→ Task description
Filter the listing below for "licensed" and report every line that has it.

· · · ·

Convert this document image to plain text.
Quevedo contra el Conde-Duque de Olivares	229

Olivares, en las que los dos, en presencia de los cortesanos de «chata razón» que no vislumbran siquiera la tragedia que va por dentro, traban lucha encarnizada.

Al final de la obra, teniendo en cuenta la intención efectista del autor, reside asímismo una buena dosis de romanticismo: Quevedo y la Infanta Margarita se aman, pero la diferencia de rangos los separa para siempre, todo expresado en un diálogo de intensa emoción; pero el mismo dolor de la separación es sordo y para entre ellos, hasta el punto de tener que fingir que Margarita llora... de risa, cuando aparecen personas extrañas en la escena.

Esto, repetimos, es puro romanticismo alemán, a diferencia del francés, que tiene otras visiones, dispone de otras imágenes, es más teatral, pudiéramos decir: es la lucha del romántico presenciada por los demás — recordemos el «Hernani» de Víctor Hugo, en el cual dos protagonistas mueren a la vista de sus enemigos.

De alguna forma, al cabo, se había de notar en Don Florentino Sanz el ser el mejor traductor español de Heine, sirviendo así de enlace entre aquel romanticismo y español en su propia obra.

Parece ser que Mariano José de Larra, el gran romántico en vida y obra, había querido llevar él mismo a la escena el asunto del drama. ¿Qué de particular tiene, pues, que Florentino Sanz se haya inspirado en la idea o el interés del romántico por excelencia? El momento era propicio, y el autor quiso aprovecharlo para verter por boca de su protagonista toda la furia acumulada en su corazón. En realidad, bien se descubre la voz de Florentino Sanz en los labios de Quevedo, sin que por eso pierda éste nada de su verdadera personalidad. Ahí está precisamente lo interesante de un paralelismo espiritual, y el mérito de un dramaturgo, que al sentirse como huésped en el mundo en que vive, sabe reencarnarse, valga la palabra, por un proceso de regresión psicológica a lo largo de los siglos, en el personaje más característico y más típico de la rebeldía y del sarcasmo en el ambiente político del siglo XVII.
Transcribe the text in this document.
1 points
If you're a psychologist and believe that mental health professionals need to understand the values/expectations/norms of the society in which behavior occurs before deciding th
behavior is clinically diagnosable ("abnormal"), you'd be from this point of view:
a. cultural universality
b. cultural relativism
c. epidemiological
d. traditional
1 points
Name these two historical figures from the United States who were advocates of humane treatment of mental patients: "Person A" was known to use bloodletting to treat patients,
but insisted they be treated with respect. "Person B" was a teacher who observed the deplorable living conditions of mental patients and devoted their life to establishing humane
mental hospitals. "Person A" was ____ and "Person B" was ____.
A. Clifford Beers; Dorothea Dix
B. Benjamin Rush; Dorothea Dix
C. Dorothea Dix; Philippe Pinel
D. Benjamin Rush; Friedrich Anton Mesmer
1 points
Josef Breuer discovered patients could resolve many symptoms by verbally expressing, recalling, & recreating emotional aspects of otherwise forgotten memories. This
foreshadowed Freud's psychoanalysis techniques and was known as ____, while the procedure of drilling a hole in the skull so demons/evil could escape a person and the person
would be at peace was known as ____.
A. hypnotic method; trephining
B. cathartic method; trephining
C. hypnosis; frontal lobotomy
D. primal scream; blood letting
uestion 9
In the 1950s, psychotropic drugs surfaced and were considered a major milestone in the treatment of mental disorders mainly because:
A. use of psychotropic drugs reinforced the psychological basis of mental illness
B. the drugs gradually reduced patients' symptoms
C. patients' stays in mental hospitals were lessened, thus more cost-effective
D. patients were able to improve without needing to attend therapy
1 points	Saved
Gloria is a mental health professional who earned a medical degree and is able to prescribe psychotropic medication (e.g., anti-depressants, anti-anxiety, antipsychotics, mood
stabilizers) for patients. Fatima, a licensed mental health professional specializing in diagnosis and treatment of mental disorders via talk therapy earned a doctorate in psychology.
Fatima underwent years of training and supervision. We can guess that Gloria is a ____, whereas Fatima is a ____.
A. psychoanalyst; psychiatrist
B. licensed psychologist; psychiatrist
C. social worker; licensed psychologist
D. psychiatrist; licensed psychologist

· · · ·

→ Result
stabilizers) for patients. Fatima, a licensed mental health professional specializing in diagnosis and treatment of mental disorders via talk therapy earned a doctorate in psychology.
B. licensed psychologist; psychiatrist
C. social worker; licensed psychologist
D. psychiatrist; licensed psychologist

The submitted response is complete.